**WHAT YOU HAVE TO DO**
Write out the records word for word, everything from the line containing "Localize each UI" down to the line containing "size-slider-thumb[interactable] [704, 139, 716, 157]", with both of those lines included.

**GIVEN DATA**
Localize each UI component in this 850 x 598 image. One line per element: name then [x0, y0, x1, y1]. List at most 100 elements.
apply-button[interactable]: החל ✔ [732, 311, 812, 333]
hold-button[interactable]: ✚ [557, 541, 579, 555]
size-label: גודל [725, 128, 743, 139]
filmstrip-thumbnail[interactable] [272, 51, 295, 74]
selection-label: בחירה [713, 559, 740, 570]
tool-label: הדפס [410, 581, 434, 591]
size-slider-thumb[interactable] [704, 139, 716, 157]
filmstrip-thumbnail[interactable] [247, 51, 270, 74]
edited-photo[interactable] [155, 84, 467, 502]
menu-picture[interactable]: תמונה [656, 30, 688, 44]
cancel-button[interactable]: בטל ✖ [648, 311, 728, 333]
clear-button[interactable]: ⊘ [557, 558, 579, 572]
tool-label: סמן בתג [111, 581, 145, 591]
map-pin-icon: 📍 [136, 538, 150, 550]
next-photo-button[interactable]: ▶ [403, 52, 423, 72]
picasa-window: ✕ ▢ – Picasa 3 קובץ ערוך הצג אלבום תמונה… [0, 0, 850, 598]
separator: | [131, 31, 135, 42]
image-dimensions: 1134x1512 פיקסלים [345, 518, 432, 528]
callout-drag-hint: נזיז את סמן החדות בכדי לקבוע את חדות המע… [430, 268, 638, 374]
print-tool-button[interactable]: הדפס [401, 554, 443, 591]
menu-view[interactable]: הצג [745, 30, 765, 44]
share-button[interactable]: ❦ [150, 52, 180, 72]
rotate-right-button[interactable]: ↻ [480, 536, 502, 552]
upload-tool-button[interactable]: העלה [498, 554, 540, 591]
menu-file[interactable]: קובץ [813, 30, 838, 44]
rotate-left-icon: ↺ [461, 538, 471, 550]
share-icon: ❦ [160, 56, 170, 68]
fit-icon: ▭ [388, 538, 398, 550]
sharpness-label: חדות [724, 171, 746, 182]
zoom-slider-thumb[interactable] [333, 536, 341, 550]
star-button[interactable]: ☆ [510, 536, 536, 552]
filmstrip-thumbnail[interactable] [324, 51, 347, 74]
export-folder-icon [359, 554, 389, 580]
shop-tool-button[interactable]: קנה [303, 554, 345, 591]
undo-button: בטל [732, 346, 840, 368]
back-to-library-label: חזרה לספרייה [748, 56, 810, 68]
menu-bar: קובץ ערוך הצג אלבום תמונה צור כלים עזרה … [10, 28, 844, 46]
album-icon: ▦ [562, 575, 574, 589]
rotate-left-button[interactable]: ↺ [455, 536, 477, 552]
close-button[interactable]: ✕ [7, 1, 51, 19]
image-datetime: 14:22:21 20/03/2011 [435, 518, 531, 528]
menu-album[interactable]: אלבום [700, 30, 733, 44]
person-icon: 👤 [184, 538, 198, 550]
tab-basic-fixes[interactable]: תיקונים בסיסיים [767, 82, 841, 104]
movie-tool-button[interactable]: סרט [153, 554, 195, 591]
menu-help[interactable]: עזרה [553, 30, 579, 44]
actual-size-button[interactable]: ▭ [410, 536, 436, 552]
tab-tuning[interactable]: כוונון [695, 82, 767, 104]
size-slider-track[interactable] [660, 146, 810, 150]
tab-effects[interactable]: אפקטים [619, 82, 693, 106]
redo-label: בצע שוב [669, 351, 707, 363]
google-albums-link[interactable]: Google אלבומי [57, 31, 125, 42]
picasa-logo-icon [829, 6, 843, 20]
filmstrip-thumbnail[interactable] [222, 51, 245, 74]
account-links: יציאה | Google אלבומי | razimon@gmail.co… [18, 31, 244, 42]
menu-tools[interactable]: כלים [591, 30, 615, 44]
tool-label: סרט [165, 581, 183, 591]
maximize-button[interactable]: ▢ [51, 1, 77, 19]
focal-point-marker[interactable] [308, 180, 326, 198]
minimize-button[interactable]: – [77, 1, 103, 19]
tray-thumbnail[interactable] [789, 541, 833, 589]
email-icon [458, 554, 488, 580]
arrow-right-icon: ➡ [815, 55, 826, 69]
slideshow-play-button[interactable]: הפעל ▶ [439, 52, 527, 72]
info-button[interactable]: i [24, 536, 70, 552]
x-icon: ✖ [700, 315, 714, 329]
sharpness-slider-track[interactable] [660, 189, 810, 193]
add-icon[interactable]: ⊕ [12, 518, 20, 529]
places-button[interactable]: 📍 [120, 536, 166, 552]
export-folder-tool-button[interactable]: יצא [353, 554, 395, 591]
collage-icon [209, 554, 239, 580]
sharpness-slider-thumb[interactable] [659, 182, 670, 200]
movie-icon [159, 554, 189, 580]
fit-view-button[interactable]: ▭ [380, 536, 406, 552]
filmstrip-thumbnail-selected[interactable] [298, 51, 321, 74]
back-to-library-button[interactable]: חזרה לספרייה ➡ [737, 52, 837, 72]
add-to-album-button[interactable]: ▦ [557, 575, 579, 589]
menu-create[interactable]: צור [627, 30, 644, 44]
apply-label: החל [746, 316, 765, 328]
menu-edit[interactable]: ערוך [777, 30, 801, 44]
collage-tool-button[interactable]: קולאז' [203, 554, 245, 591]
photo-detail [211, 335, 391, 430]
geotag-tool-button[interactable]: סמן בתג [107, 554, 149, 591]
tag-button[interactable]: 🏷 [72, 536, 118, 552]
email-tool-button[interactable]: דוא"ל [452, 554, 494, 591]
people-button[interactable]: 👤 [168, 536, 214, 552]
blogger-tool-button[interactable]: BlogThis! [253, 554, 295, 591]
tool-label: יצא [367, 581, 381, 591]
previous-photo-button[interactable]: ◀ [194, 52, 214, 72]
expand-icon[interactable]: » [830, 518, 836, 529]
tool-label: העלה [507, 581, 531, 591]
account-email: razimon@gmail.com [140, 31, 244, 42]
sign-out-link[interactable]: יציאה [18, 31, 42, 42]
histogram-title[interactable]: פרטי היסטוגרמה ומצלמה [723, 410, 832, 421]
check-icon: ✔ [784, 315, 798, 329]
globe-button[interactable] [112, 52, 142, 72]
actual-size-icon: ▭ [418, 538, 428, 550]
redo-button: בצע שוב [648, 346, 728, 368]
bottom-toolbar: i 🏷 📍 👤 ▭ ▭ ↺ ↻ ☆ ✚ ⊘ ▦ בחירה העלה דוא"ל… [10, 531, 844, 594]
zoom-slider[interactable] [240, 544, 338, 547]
* * *
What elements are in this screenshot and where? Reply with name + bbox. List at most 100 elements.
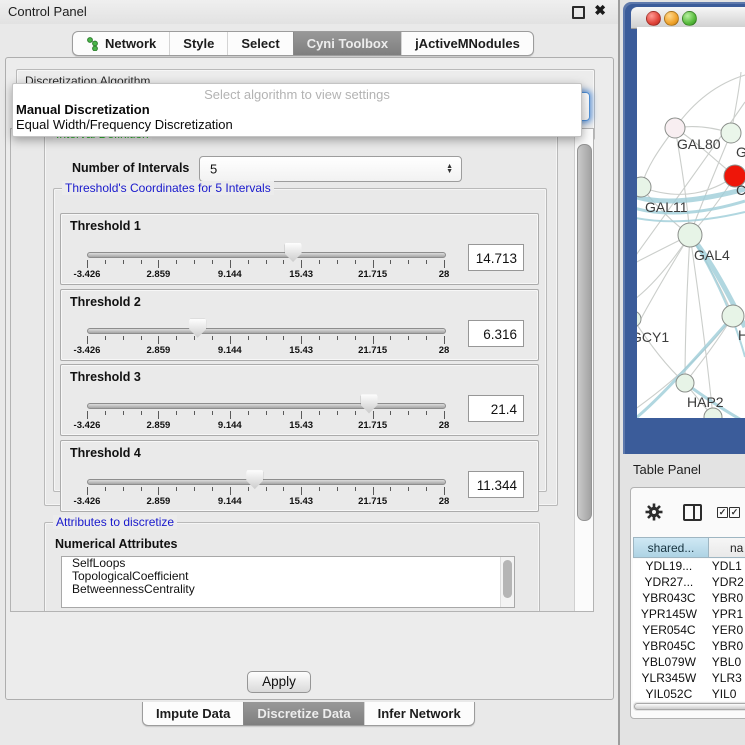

**TASK OUTPUT**
Localize each UI component in this 850 x 598 image. One line per element: name then [x0, y0, x1, y1]. List at most 100 elements.
apply-button[interactable]: החל ✔ [732, 311, 812, 333]
hold-button[interactable]: ✚ [557, 541, 579, 555]
size-label: גודל [725, 128, 743, 139]
filmstrip-thumbnail[interactable] [272, 51, 295, 74]
selection-label: בחירה [713, 559, 740, 570]
tool-label: הדפס [410, 581, 434, 591]
size-slider-thumb[interactable] [704, 139, 716, 157]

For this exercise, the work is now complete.